▶ [YOUR INSTRUCTIONS]
Assemble all lines in which the string "Masquer" appears.

▶ [EXTRACTED MATERIAL]
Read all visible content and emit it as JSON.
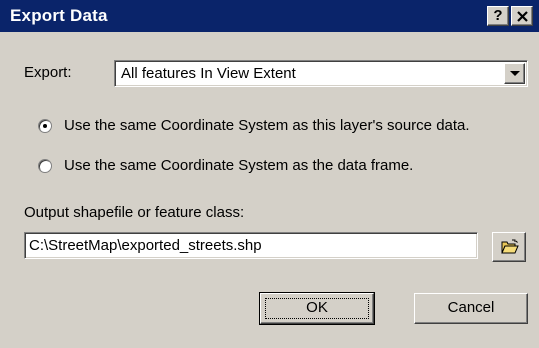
{
  "window": {
    "title": "Export Data",
    "help_label": "?"
  },
  "export": {
    "label": "Export:",
    "selected_value": "All features In View Extent"
  },
  "coordinate_options": [
    {
      "label": "Use the same Coordinate System as this layer's source data.",
      "selected": true
    },
    {
      "label": "Use the same Coordinate System as the data frame.",
      "selected": false
    }
  ],
  "output": {
    "label": "Output shapefile or feature class:",
    "value": "C:\\StreetMap\\exported_streets.shp"
  },
  "buttons": {
    "ok": "OK",
    "cancel": "Cancel"
  },
  "icons": {
    "close": "close-icon",
    "dropdown": "chevron-down-icon",
    "browse": "open-folder-icon"
  },
  "colors": {
    "title_bar": "#0a246a",
    "face": "#d4d0c8"
  }
}
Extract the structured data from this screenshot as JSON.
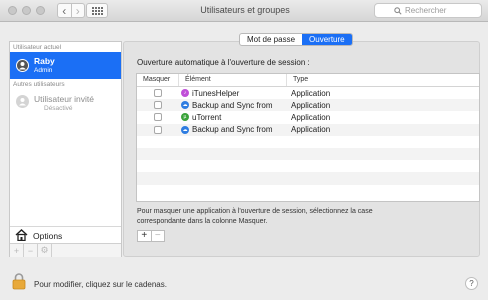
{
  "window": {
    "title": "Utilisateurs et groupes"
  },
  "search": {
    "placeholder": "Rechercher"
  },
  "sidebar": {
    "current_section": "Utilisateur actuel",
    "current_user": {
      "name": "Raby",
      "role": "Admin"
    },
    "other_section": "Autres utilisateurs",
    "guest_user": {
      "name": "Utilisateur invité",
      "role": "Désactivé"
    },
    "options_label": "Options",
    "footer": {
      "add": "+",
      "remove": "−",
      "action": "⚙"
    }
  },
  "tabs": [
    {
      "label": "Mot de passe",
      "active": false
    },
    {
      "label": "Ouverture",
      "active": true
    }
  ],
  "login_items": {
    "heading": "Ouverture automatique à l'ouverture de session :",
    "columns": {
      "mask": "Masquer",
      "element": "Élément",
      "type": "Type"
    },
    "rows": [
      {
        "name": "iTunesHelper",
        "type": "Application",
        "icon": "itunes-icon",
        "hidden": false
      },
      {
        "name": "Backup and Sync from",
        "type": "Application",
        "icon": "backup-sync-icon",
        "hidden": false
      },
      {
        "name": "uTorrent",
        "type": "Application",
        "icon": "utorrent-icon",
        "hidden": false
      },
      {
        "name": "Backup and Sync from",
        "type": "Application",
        "icon": "backup-sync-icon",
        "hidden": false
      }
    ],
    "hint": "Pour masquer une application à l'ouverture de session, sélectionnez la case correspondante dans la colonne Masquer.",
    "add": "+",
    "remove": "−"
  },
  "lock": {
    "label": "Pour modifier, cliquez sur le cadenas."
  },
  "help": {
    "label": "?"
  },
  "colors": {
    "accent": "#1b6ff5",
    "itunes": "#c04fd8",
    "utorrent": "#3aa33a",
    "backup_sync": "#2f7de1",
    "lock": "#e8a93a"
  }
}
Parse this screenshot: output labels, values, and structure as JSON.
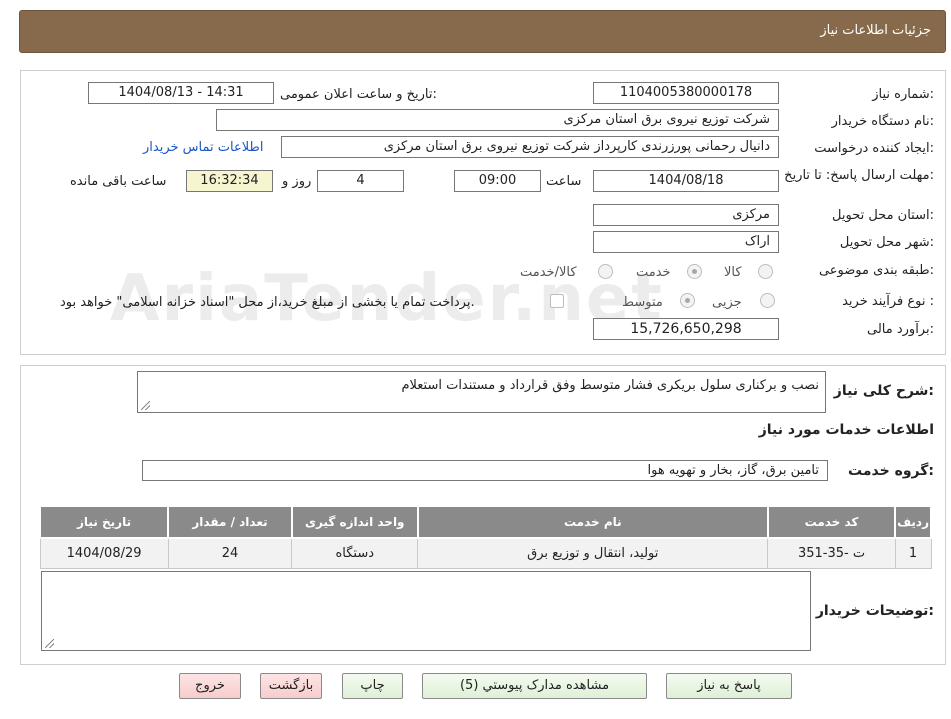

▶ [ANSWER TO THIS TASK]
      "mask": "Masquer",
    "hint": "Pour masquer une application à l'ouverture de session, sélectionnez la case correspondante dans la colonne Masquer.",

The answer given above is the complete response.